_Given instruction:_ Write the material out again exactly.

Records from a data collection
• • •
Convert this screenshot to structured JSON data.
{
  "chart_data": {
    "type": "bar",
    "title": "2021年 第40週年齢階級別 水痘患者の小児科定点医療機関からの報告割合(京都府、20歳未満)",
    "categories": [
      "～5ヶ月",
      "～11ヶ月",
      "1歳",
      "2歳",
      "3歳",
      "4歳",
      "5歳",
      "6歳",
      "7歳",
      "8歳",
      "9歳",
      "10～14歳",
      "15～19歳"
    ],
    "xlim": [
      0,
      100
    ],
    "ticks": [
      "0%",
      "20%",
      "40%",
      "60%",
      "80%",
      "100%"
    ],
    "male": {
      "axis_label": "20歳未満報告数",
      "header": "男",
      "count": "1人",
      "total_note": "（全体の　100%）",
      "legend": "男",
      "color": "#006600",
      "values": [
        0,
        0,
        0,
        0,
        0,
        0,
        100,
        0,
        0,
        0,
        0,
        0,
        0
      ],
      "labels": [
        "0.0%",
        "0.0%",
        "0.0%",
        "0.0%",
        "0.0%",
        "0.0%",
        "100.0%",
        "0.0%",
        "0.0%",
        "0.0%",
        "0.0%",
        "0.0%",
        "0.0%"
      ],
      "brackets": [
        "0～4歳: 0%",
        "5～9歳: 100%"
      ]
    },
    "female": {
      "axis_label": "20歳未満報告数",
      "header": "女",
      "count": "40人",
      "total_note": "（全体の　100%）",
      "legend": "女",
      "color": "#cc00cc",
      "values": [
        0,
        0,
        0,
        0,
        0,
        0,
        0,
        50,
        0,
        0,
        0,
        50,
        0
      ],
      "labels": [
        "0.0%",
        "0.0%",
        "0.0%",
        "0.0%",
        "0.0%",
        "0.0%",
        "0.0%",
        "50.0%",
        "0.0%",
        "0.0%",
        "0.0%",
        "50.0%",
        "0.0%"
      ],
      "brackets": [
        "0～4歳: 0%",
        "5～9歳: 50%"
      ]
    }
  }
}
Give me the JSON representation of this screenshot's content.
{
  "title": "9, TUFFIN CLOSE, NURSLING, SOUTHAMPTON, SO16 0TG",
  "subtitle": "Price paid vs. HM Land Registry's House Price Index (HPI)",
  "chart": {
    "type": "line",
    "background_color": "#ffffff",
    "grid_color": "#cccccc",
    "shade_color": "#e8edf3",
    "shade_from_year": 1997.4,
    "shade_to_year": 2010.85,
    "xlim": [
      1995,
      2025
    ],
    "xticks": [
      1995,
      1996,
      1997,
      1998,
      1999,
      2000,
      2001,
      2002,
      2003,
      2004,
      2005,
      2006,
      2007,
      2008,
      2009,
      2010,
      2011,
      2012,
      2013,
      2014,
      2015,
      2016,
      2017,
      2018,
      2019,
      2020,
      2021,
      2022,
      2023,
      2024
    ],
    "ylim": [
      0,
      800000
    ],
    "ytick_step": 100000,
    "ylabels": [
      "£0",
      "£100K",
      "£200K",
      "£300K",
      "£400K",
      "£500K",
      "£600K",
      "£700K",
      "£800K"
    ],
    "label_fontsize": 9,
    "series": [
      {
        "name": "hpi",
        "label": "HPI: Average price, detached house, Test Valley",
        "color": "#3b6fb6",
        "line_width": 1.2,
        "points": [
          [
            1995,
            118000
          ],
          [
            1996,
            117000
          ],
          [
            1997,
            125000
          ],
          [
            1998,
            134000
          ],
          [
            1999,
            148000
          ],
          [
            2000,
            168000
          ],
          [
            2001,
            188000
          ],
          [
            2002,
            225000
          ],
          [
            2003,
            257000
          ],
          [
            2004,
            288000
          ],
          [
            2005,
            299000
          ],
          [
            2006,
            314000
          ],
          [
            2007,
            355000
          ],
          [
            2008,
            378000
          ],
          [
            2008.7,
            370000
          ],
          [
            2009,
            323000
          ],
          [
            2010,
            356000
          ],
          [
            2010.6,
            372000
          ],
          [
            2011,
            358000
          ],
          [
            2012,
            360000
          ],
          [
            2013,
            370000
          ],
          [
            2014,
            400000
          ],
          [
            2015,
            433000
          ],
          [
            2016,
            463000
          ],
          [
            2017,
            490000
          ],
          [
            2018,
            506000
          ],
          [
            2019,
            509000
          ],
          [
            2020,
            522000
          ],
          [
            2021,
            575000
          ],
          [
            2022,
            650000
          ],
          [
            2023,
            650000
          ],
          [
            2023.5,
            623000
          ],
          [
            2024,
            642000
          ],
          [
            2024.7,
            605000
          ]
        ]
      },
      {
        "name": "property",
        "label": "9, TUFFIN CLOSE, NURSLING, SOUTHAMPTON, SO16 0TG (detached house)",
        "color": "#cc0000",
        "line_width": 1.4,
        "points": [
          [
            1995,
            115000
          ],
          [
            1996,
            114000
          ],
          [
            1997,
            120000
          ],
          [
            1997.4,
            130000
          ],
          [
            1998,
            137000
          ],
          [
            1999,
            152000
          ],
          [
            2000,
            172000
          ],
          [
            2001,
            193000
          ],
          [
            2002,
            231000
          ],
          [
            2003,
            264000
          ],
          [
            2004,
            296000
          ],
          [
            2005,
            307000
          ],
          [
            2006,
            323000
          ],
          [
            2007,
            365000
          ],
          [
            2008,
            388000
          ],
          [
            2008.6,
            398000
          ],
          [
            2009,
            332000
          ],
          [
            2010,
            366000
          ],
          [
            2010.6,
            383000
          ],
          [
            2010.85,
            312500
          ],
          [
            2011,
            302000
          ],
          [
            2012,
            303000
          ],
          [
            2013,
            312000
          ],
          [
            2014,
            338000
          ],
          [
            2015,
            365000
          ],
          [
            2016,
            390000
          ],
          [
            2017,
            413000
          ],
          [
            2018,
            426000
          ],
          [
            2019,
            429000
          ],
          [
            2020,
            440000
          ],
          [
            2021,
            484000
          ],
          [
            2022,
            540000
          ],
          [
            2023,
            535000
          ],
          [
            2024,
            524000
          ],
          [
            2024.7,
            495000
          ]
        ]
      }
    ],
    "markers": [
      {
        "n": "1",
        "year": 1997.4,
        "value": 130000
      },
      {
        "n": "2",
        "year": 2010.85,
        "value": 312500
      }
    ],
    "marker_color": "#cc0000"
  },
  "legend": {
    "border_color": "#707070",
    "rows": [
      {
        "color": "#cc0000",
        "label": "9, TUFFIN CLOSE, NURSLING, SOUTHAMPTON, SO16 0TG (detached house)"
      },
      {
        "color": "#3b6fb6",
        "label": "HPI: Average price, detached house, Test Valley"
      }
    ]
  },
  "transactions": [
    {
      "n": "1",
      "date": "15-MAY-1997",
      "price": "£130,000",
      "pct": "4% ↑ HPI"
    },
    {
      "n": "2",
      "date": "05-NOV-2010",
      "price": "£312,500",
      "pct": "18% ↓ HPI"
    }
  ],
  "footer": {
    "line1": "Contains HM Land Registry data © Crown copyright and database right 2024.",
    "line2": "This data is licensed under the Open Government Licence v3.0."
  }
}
• • •
_Answer to this task:_
Convert this screenshot to structured JSON data.
{
  "chart_data": {
    "type": "bar",
    "title": "2021年 第40週年齢階級別 水痘患者の小児科定点医療機関からの報告割合(京都府、20歳未満)",
    "categories": [
      "～5ヶ月",
      "～11ヶ月",
      "1歳",
      "2歳",
      "3歳",
      "4歳",
      "5歳",
      "6歳",
      "7歳",
      "8歳",
      "9歳",
      "10～14歳",
      "15～19歳"
    ],
    "xlim": [
      0,
      100
    ],
    "ticks": [
      "0%",
      "20%",
      "40%",
      "60%",
      "80%",
      "100%"
    ],
    "male": {
      "axis_label": "20歳未満報告数",
      "header": "男",
      "count": "1人",
      "total_note": "（全体の　100%）",
      "legend": "男",
      "color": "#006600",
      "values": [
        0,
        0,
        0,
        0,
        0,
        0,
        100,
        0,
        0,
        0,
        0,
        0,
        0
      ],
      "labels": [
        "0.0%",
        "0.0%",
        "0.0%",
        "0.0%",
        "0.0%",
        "0.0%",
        "100.0%",
        "0.0%",
        "0.0%",
        "0.0%",
        "0.0%",
        "0.0%",
        "0.0%"
      ],
      "brackets": [
        "0～4歳: 0%",
        "5～9歳: 100%"
      ]
    },
    "female": {
      "axis_label": "20歳未満報告数",
      "header": "女",
      "count": "40人",
      "total_note": "（全体の　100%）",
      "legend": "女",
      "color": "#cc00cc",
      "values": [
        0,
        0,
        0,
        0,
        0,
        0,
        0,
        50,
        0,
        0,
        0,
        50,
        0
      ],
      "labels": [
        "0.0%",
        "0.0%",
        "0.0%",
        "0.0%",
        "0.0%",
        "0.0%",
        "0.0%",
        "50.0%",
        "0.0%",
        "0.0%",
        "0.0%",
        "50.0%",
        "0.0%"
      ],
      "brackets": [
        "0～4歳: 0%",
        "5～9歳: 50%"
      ]
    }
  }
}
Give me the JSON representation of this screenshot's content.
{
  "title": "9, TUFFIN CLOSE, NURSLING, SOUTHAMPTON, SO16 0TG",
  "subtitle": "Price paid vs. HM Land Registry's House Price Index (HPI)",
  "chart": {
    "type": "line",
    "background_color": "#ffffff",
    "grid_color": "#cccccc",
    "shade_color": "#e8edf3",
    "shade_from_year": 1997.4,
    "shade_to_year": 2010.85,
    "xlim": [
      1995,
      2025
    ],
    "xticks": [
      1995,
      1996,
      1997,
      1998,
      1999,
      2000,
      2001,
      2002,
      2003,
      2004,
      2005,
      2006,
      2007,
      2008,
      2009,
      2010,
      2011,
      2012,
      2013,
      2014,
      2015,
      2016,
      2017,
      2018,
      2019,
      2020,
      2021,
      2022,
      2023,
      2024
    ],
    "ylim": [
      0,
      800000
    ],
    "ytick_step": 100000,
    "ylabels": [
      "£0",
      "£100K",
      "£200K",
      "£300K",
      "£400K",
      "£500K",
      "£600K",
      "£700K",
      "£800K"
    ],
    "label_fontsize": 9,
    "series": [
      {
        "name": "hpi",
        "label": "HPI: Average price, detached house, Test Valley",
        "color": "#3b6fb6",
        "line_width": 1.2,
        "points": [
          [
            1995,
            118000
          ],
          [
            1996,
            117000
          ],
          [
            1997,
            125000
          ],
          [
            1998,
            134000
          ],
          [
            1999,
            148000
          ],
          [
            2000,
            168000
          ],
          [
            2001,
            188000
          ],
          [
            2002,
            225000
          ],
          [
            2003,
            257000
          ],
          [
            2004,
            288000
          ],
          [
            2005,
            299000
          ],
          [
            2006,
            314000
          ],
          [
            2007,
            355000
          ],
          [
            2008,
            378000
          ],
          [
            2008.7,
            370000
          ],
          [
            2009,
            323000
          ],
          [
            2010,
            356000
          ],
          [
            2010.6,
            372000
          ],
          [
            2011,
            358000
          ],
          [
            2012,
            360000
          ],
          [
            2013,
            370000
          ],
          [
            2014,
            400000
          ],
          [
            2015,
            433000
          ],
          [
            2016,
            463000
          ],
          [
            2017,
            490000
          ],
          [
            2018,
            506000
          ],
          [
            2019,
            509000
          ],
          [
            2020,
            522000
          ],
          [
            2021,
            575000
          ],
          [
            2022,
            650000
          ],
          [
            2023,
            650000
          ],
          [
            2023.5,
            623000
          ],
          [
            2024,
            642000
          ],
          [
            2024.7,
            605000
          ]
        ]
      },
      {
        "name": "property",
        "label": "9, TUFFIN CLOSE, NURSLING, SOUTHAMPTON, SO16 0TG (detached house)",
        "color": "#cc0000",
        "line_width": 1.4,
        "points": [
          [
            1995,
            115000
          ],
          [
            1996,
            114000
          ],
          [
            1997,
            120000
          ],
          [
            1997.4,
            130000
          ],
          [
            1998,
            137000
          ],
          [
            1999,
            152000
          ],
          [
            2000,
            172000
          ],
          [
            2001,
            193000
          ],
          [
            2002,
            231000
          ],
          [
            2003,
            264000
          ],
          [
            2004,
            296000
          ],
          [
            2005,
            307000
          ],
          [
            2006,
            323000
          ],
          [
            2007,
            365000
          ],
          [
            2008,
            388000
          ],
          [
            2008.6,
            398000
          ],
          [
            2009,
            332000
          ],
          [
            2010,
            366000
          ],
          [
            2010.6,
            383000
          ],
          [
            2010.85,
            312500
          ],
          [
            2011,
            302000
          ],
          [
            2012,
            303000
          ],
          [
            2013,
            312000
          ],
          [
            2014,
            338000
          ],
          [
            2015,
            365000
          ],
          [
            2016,
            390000
          ],
          [
            2017,
            413000
          ],
          [
            2018,
            426000
          ],
          [
            2019,
            429000
          ],
          [
            2020,
            440000
          ],
          [
            2021,
            484000
          ],
          [
            2022,
            540000
          ],
          [
            2023,
            535000
          ],
          [
            2024,
            524000
          ],
          [
            2024.7,
            495000
          ]
        ]
      }
    ],
    "markers": [
      {
        "n": "1",
        "year": 1997.4,
        "value": 130000
      },
      {
        "n": "2",
        "year": 2010.85,
        "value": 312500
      }
    ],
    "marker_color": "#cc0000"
  },
  "legend": {
    "border_color": "#707070",
    "rows": [
      {
        "color": "#cc0000",
        "label": "9, TUFFIN CLOSE, NURSLING, SOUTHAMPTON, SO16 0TG (detached house)"
      },
      {
        "color": "#3b6fb6",
        "label": "HPI: Average price, detached house, Test Valley"
      }
    ]
  },
  "transactions": [
    {
      "n": "1",
      "date": "15-MAY-1997",
      "price": "£130,000",
      "pct": "4% ↑ HPI"
    },
    {
      "n": "2",
      "date": "05-NOV-2010",
      "price": "£312,500",
      "pct": "18% ↓ HPI"
    }
  ],
  "footer": {
    "line1": "Contains HM Land Registry data © Crown copyright and database right 2024.",
    "line2": "This data is licensed under the Open Government Licence v3.0."
  }
}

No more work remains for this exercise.